**Exercise goal:**
Filter the data for lines with the word "live", then copy every line so identified.

##### Extracted data #####

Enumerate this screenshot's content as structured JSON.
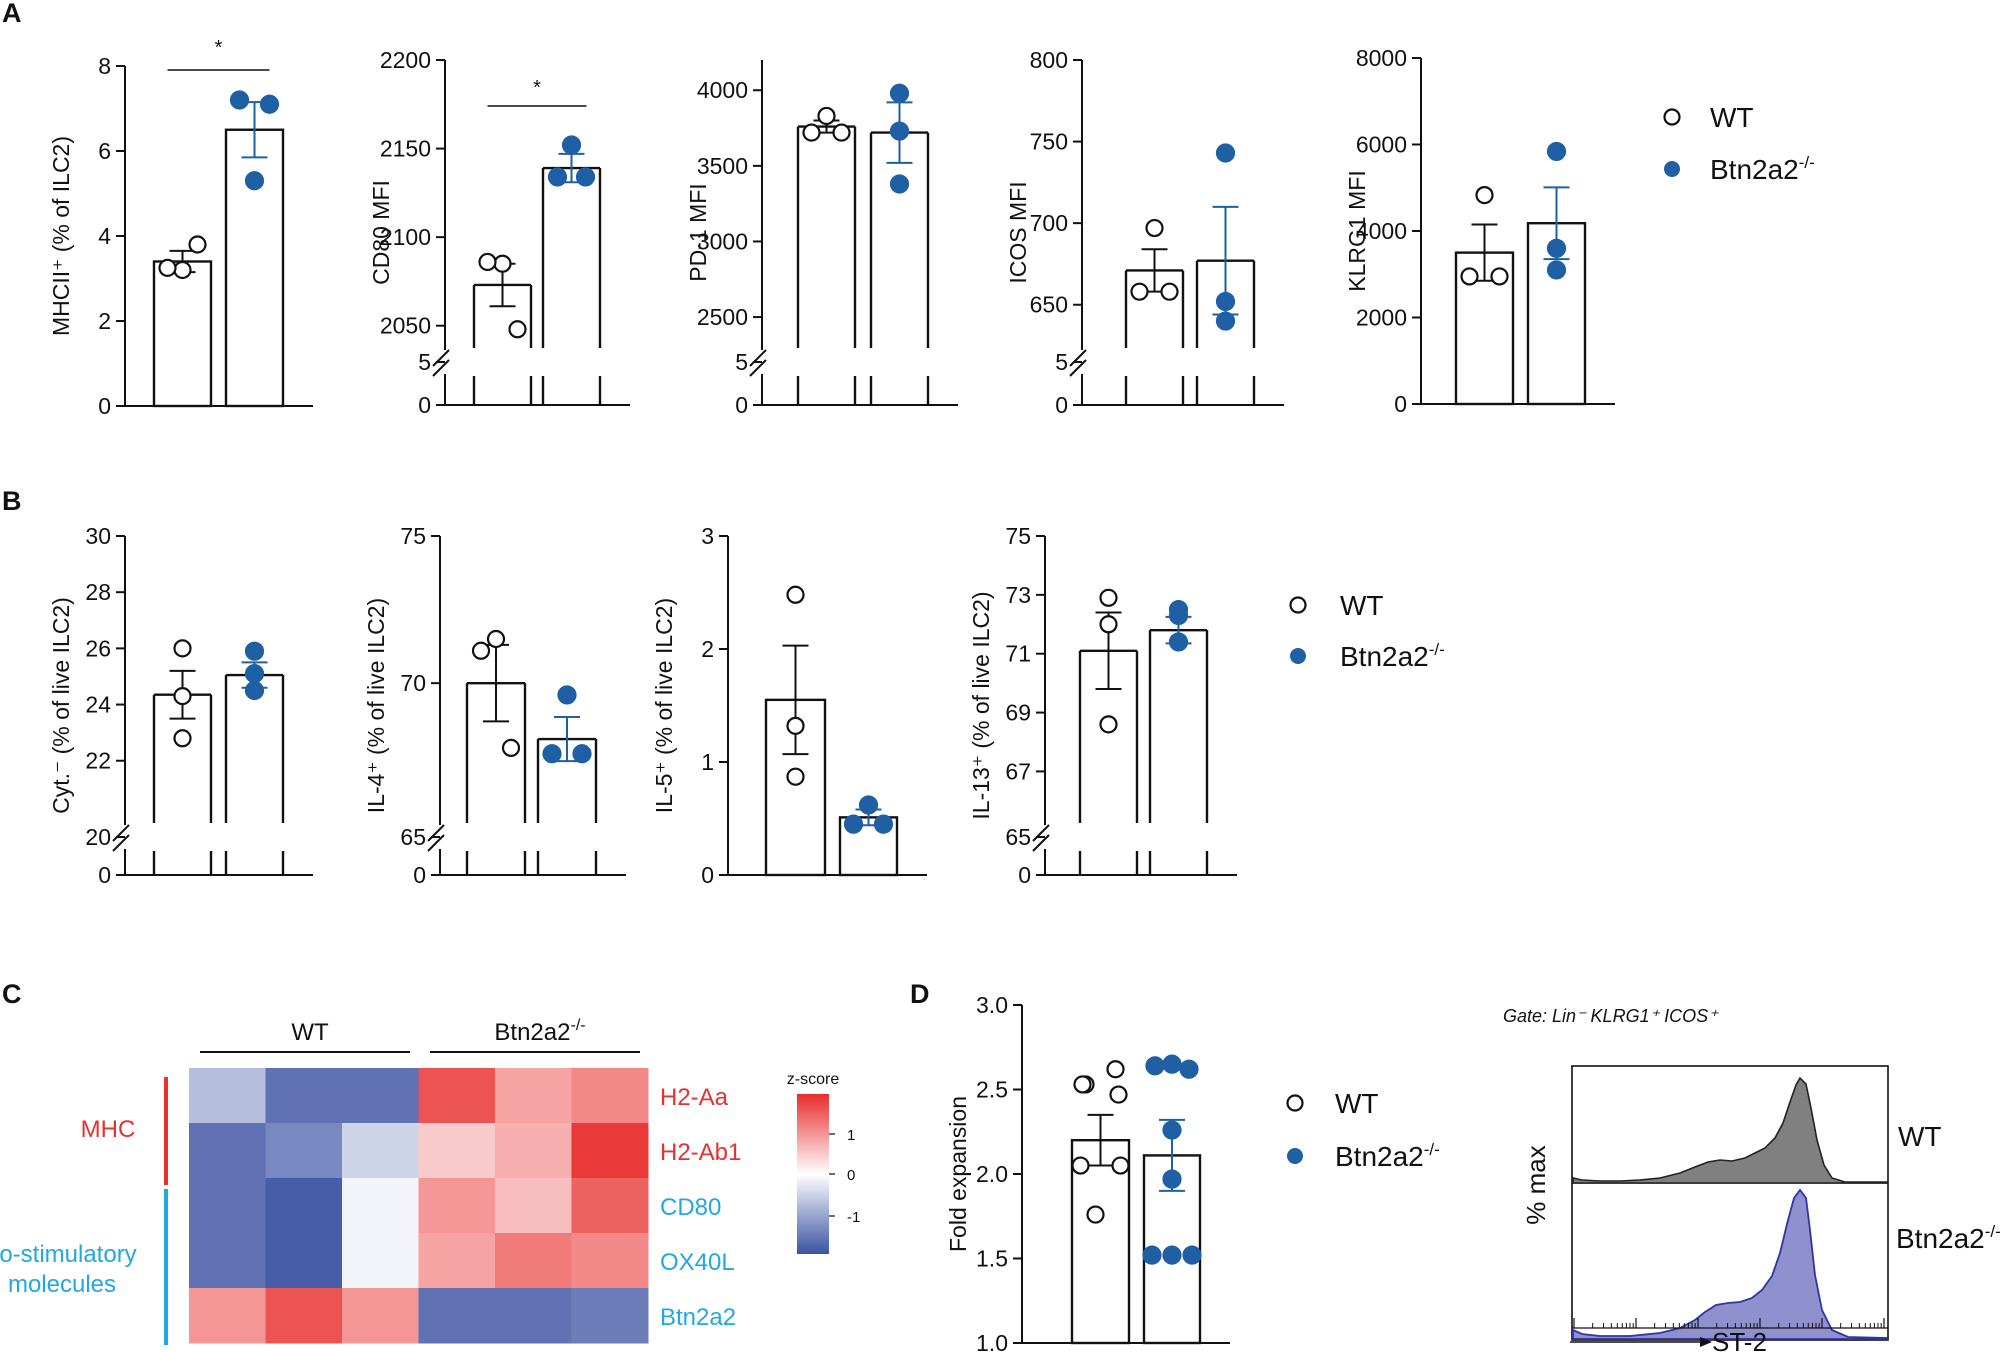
{
  "colors": {
    "wt_face": "#ffffff",
    "ko_face": "#1f5fa3",
    "ko_err": "#1f5fa3",
    "red": "#e8312f",
    "cyan": "#22a8e1",
    "hm_low": "#3b52a3",
    "hm_mid": "#ffffff",
    "hm_high": "#e82c2c",
    "wt_hist": "#808080",
    "ko_hist": "#8f90cd"
  },
  "panels": {
    "a": "A",
    "b": "B",
    "c": "C",
    "d": "D"
  },
  "legend": {
    "wt": "WT",
    "ko_base": "Btn2a2",
    "ko_sup": "-/-"
  },
  "chart_data": [
    {
      "id": "a1",
      "type": "bar",
      "ylabel": "MHCII⁺ (% of ILC2)",
      "yticks": [
        "0",
        "2",
        "4",
        "6",
        "8"
      ],
      "ylim": [
        0,
        8
      ],
      "categories": [
        "WT",
        "Btn2a2-/-"
      ],
      "series": [
        {
          "name": "WT",
          "mean": 3.4,
          "sem": 0.25,
          "points": [
            3.2,
            3.25,
            3.8
          ]
        },
        {
          "name": "Btn2a2-/-",
          "mean": 6.5,
          "sem": 0.65,
          "points": [
            7.2,
            7.1,
            5.3
          ]
        }
      ],
      "significance": "*"
    },
    {
      "id": "a2",
      "type": "bar",
      "ylabel": "CD80 MFI",
      "yticks": [
        "0",
        "5",
        "2050",
        "2100",
        "2150",
        "2200"
      ],
      "ylim": [
        2025,
        2200
      ],
      "axis_break": true,
      "categories": [
        "WT",
        "Btn2a2-/-"
      ],
      "series": [
        {
          "name": "WT",
          "mean": 2073,
          "sem": 12,
          "points": [
            2085,
            2086,
            2048
          ]
        },
        {
          "name": "Btn2a2-/-",
          "mean": 2139,
          "sem": 8,
          "points": [
            2152,
            2134,
            2134
          ]
        }
      ],
      "significance": "*"
    },
    {
      "id": "a3",
      "type": "bar",
      "ylabel": "PD-1 MFI",
      "yticks": [
        "0",
        "5",
        "2500",
        "3000",
        "3500",
        "4000"
      ],
      "ylim": [
        2150,
        4200
      ],
      "axis_break": true,
      "categories": [
        "WT",
        "Btn2a2-/-"
      ],
      "series": [
        {
          "name": "WT",
          "mean": 3760,
          "sem": 40,
          "points": [
            3830,
            3720,
            3720
          ]
        },
        {
          "name": "Btn2a2-/-",
          "mean": 3720,
          "sem": 200,
          "points": [
            3980,
            3730,
            3380
          ]
        }
      ]
    },
    {
      "id": "a4",
      "type": "bar",
      "ylabel": "ICOS MFI",
      "yticks": [
        "0",
        "5",
        "650",
        "700",
        "750",
        "800"
      ],
      "ylim": [
        610,
        800
      ],
      "axis_break": true,
      "categories": [
        "WT",
        "Btn2a2-/-"
      ],
      "series": [
        {
          "name": "WT",
          "mean": 671,
          "sem": 13,
          "points": [
            697,
            658,
            658
          ]
        },
        {
          "name": "Btn2a2-/-",
          "mean": 677,
          "sem": 33,
          "points": [
            743,
            652,
            640
          ]
        }
      ]
    },
    {
      "id": "a5",
      "type": "bar",
      "ylabel": "KLRG1 MFI",
      "yticks": [
        "0",
        "2000",
        "4000",
        "6000",
        "8000"
      ],
      "ylim": [
        0,
        8000
      ],
      "categories": [
        "WT",
        "Btn2a2-/-"
      ],
      "series": [
        {
          "name": "WT",
          "mean": 3500,
          "sem": 650,
          "points": [
            4830,
            2950,
            2950
          ]
        },
        {
          "name": "Btn2a2-/-",
          "mean": 4180,
          "sem": 830,
          "points": [
            5840,
            3600,
            3100
          ]
        }
      ]
    },
    {
      "id": "b1",
      "type": "bar",
      "ylabel": "Cyt.⁻ (% of live ILC2)",
      "yticks": [
        "0",
        "20",
        "22",
        "24",
        "26",
        "28",
        "30"
      ],
      "ylim": [
        19,
        30
      ],
      "axis_break": true,
      "categories": [
        "WT",
        "Btn2a2-/-"
      ],
      "series": [
        {
          "name": "WT",
          "mean": 24.35,
          "sem": 0.85,
          "points": [
            26.0,
            24.3,
            22.8
          ]
        },
        {
          "name": "Btn2a2-/-",
          "mean": 25.05,
          "sem": 0.45,
          "points": [
            25.9,
            25.1,
            24.5
          ]
        }
      ]
    },
    {
      "id": "b2",
      "type": "bar",
      "ylabel": "IL-4⁺ (% of live ILC2)",
      "yticks": [
        "0",
        "65",
        "70",
        "75"
      ],
      "ylim": [
        64.5,
        75
      ],
      "axis_break": true,
      "categories": [
        "WT",
        "Btn2a2-/-"
      ],
      "series": [
        {
          "name": "WT",
          "mean": 70.0,
          "sem": 1.3,
          "points": [
            71.5,
            71.1,
            67.8
          ]
        },
        {
          "name": "Btn2a2-/-",
          "mean": 68.1,
          "sem": 0.75,
          "points": [
            69.6,
            67.6,
            67.6
          ]
        }
      ]
    },
    {
      "id": "b3",
      "type": "bar",
      "ylabel": "IL-5⁺ (% of live ILC2)",
      "yticks": [
        "0",
        "1",
        "2",
        "3"
      ],
      "ylim": [
        0,
        3
      ],
      "categories": [
        "WT",
        "Btn2a2-/-"
      ],
      "series": [
        {
          "name": "WT",
          "mean": 1.55,
          "sem": 0.48,
          "points": [
            2.48,
            1.32,
            0.87
          ]
        },
        {
          "name": "Btn2a2-/-",
          "mean": 0.51,
          "sem": 0.07,
          "points": [
            0.62,
            0.45,
            0.45
          ]
        }
      ]
    },
    {
      "id": "b4",
      "type": "bar",
      "ylabel": "IL-13⁺ (% of live ILC2)",
      "yticks": [
        "0",
        "65",
        "67",
        "69",
        "71",
        "73",
        "75"
      ],
      "ylim": [
        64.5,
        75
      ],
      "axis_break": true,
      "categories": [
        "WT",
        "Btn2a2-/-"
      ],
      "series": [
        {
          "name": "WT",
          "mean": 71.1,
          "sem": 1.3,
          "points": [
            72.9,
            72.0,
            68.6
          ]
        },
        {
          "name": "Btn2a2-/-",
          "mean": 71.8,
          "sem": 0.45,
          "points": [
            72.5,
            72.3,
            71.4
          ]
        }
      ]
    },
    {
      "id": "c",
      "type": "heatmap",
      "column_groups": [
        "WT",
        "Btn2a2-/-"
      ],
      "row_groups": [
        "MHC",
        "co-stimulatory molecules"
      ],
      "rows": [
        "H2-Aa",
        "H2-Ab1",
        "CD80",
        "OX40L",
        "Btn2a2"
      ],
      "values": [
        [
          -0.6,
          -1.3,
          -1.3,
          1.3,
          0.7,
          0.9
        ],
        [
          -1.3,
          -1.1,
          -0.4,
          0.4,
          0.6,
          1.5
        ],
        [
          -1.3,
          -1.5,
          -0.1,
          0.8,
          0.5,
          1.2
        ],
        [
          -1.3,
          -1.5,
          -0.1,
          0.7,
          1.0,
          0.9
        ],
        [
          0.8,
          1.3,
          0.8,
          -1.3,
          -1.3,
          -1.2
        ]
      ],
      "legend_title": "z-score",
      "legend_ticks": [
        "1",
        "0",
        "-1"
      ]
    },
    {
      "id": "d",
      "type": "bar",
      "ylabel": "Fold expansion",
      "yticks": [
        "1.0",
        "1.5",
        "2.0",
        "2.5",
        "3.0"
      ],
      "ylim": [
        1.0,
        3.0
      ],
      "categories": [
        "WT",
        "Btn2a2-/-"
      ],
      "series": [
        {
          "name": "WT",
          "mean": 2.2,
          "sem": 0.15,
          "points": [
            2.62,
            2.53,
            2.53,
            2.47,
            2.05,
            2.05,
            1.76
          ]
        },
        {
          "name": "Btn2a2-/-",
          "mean": 2.11,
          "sem": 0.21,
          "points": [
            2.64,
            2.65,
            2.62,
            2.26,
            1.97,
            1.52,
            1.52,
            1.52
          ]
        }
      ]
    },
    {
      "id": "d_hist",
      "type": "area",
      "title": "Gate: Lin⁻ KLRG1⁺ ICOS⁺",
      "ylabel": "% max",
      "xlabel": "ST-2",
      "series": [
        "WT",
        "Btn2a2-/-"
      ]
    }
  ]
}
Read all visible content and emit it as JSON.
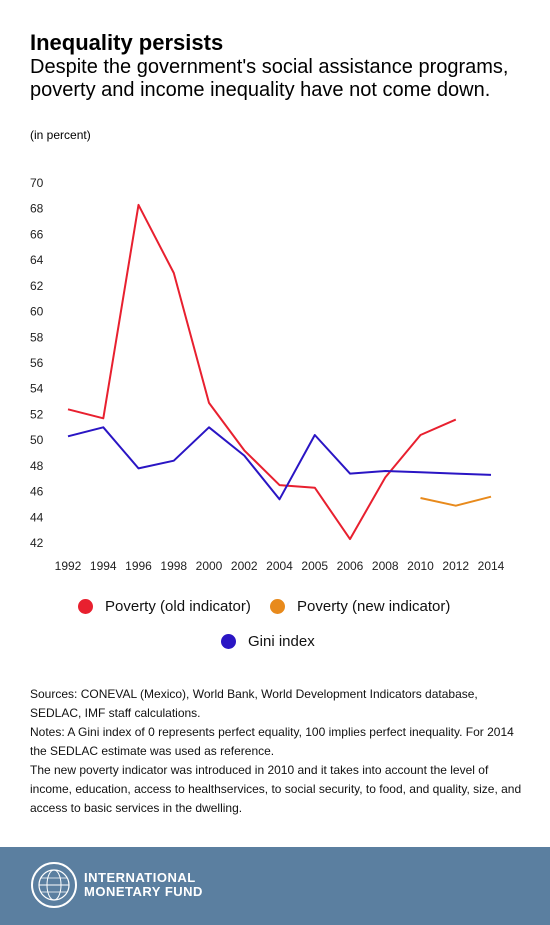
{
  "header": {
    "title": "Inequality persists",
    "subtitle": "Despite the government's social assistance programs, poverty and income inequality have not come down.",
    "unit": "(in percent)"
  },
  "chart_data": {
    "type": "line",
    "title": "Inequality persists",
    "subtitle": "Despite the government's social assistance programs, poverty and income inequality have not come down.",
    "ylabel": "(in percent)",
    "xlabel": "",
    "ylim": [
      42,
      70
    ],
    "yticks": [
      70,
      68,
      66,
      64,
      62,
      60,
      58,
      56,
      54,
      52,
      50,
      48,
      46,
      44,
      42
    ],
    "categories": [
      "1992",
      "1994",
      "1996",
      "1998",
      "2000",
      "2002",
      "2004",
      "2005",
      "2006",
      "2008",
      "2010",
      "2012",
      "2014"
    ],
    "grid": false,
    "legend_position": "bottom",
    "series": [
      {
        "name": "Poverty (old indicator)",
        "color": "#e8202f",
        "values": [
          52.4,
          51.7,
          68.3,
          63.0,
          52.9,
          49.2,
          46.5,
          46.3,
          42.3,
          47.1,
          50.4,
          51.6,
          null
        ]
      },
      {
        "name": "Poverty (new indicator)",
        "color": "#e88a1c",
        "values": [
          null,
          null,
          null,
          null,
          null,
          null,
          null,
          null,
          null,
          null,
          45.5,
          44.9,
          45.6
        ]
      },
      {
        "name": "Gini index",
        "color": "#2a15c4",
        "values": [
          50.3,
          51.0,
          47.8,
          48.4,
          51.0,
          48.8,
          45.4,
          50.4,
          47.4,
          47.6,
          47.5,
          47.4,
          47.3
        ]
      }
    ]
  },
  "legend": {
    "items": [
      {
        "label": "Poverty (old indicator)",
        "color": "#e8202f"
      },
      {
        "label": "Poverty (new indicator)",
        "color": "#e88a1c"
      },
      {
        "label": "Gini index",
        "color": "#2a15c4"
      }
    ]
  },
  "notes": {
    "sources": "Sources: CONEVAL (Mexico), World Bank, World Development Indicators database, SEDLAC, IMF staff calculations.",
    "gini_note": "Notes: A Gini index of 0 represents perfect equality, 100 implies perfect inequality. For 2014 the SEDLAC estimate was  used as reference.",
    "poverty_note": "The new poverty indicator was introduced in 2010 and it takes into account the level of income, education, access to healthservices, to social security, to food, and quality, size, and access to basic services in the dwelling."
  },
  "footer": {
    "brand_line1": "INTERNATIONAL",
    "brand_line2": "MONETARY FUND",
    "footer_color": "#5b7fa0",
    "logo_icon": "imf-seal-icon"
  }
}
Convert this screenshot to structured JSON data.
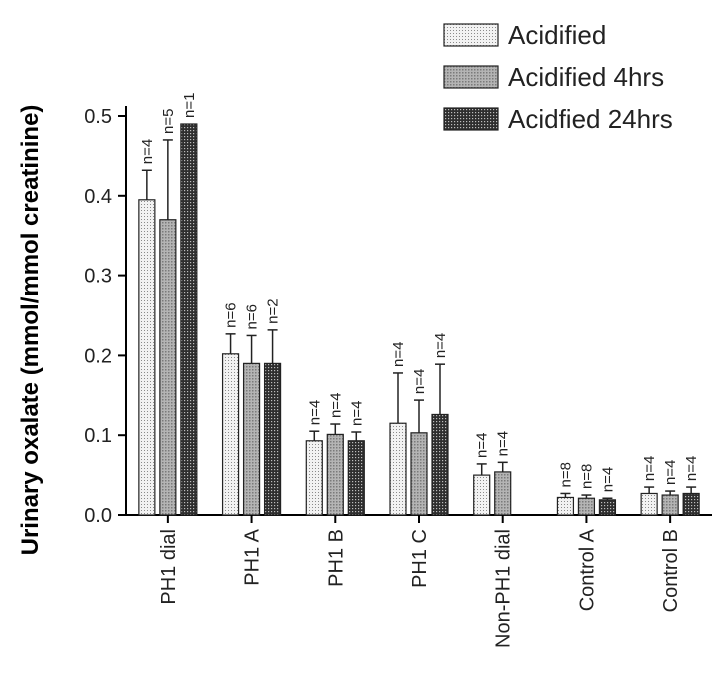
{
  "chart_data": {
    "type": "bar",
    "title": "",
    "xlabel": "",
    "ylabel": "Urinary oxalate (mmol/mmol creatinine)",
    "ylim": [
      0,
      0.5
    ],
    "yticks": [
      "0.0",
      "0.1",
      "0.2",
      "0.3",
      "0.4",
      "0.5"
    ],
    "categories": [
      "PH1 dial",
      "PH1 A",
      "PH1 B",
      "PH1 C",
      "Non-PH1 dial",
      "Control A",
      "Control B"
    ],
    "legend_position": "top-right",
    "series": [
      {
        "name": "Acidified",
        "pattern": "fine-dots",
        "color": "#e6e6e6",
        "values": [
          0.395,
          0.202,
          0.093,
          0.115,
          0.05,
          0.022,
          0.027
        ],
        "errors": [
          0.037,
          0.025,
          0.012,
          0.063,
          0.014,
          0.005,
          0.008
        ],
        "n": [
          "n=4",
          "n=6",
          "n=4",
          "n=4",
          "n=4",
          "n=8",
          "n=4"
        ]
      },
      {
        "name": "Acidified 4hrs",
        "pattern": "medium-gray",
        "color": "#a8a8a8",
        "values": [
          0.37,
          0.19,
          0.101,
          0.103,
          0.054,
          0.021,
          0.025
        ],
        "errors": [
          0.1,
          0.035,
          0.013,
          0.041,
          0.012,
          0.004,
          0.005
        ],
        "n": [
          "n=5",
          "n=6",
          "n=4",
          "n=4",
          "n=4",
          "n=8",
          "n=4"
        ]
      },
      {
        "name": "Acidfied 24hrs",
        "pattern": "dark-grid",
        "color": "#555555",
        "values": [
          0.49,
          0.19,
          0.093,
          0.126,
          null,
          0.019,
          0.027
        ],
        "errors": [
          0,
          0.042,
          0.011,
          0.063,
          null,
          0.002,
          0.008
        ],
        "n": [
          "n=1",
          "n=2",
          "n=4",
          "n=4",
          null,
          "n=4",
          "n=4"
        ]
      }
    ]
  }
}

#####

**Final answer:**
      "ylabel": "Cyt.⁻ (% of live ILC2)",
      "ylabel": "IL-4⁺ (% of live ILC2)",
      "ylabel": "IL-5⁺ (% of live ILC2)",
      "ylabel": "IL-13⁺ (% of live ILC2)",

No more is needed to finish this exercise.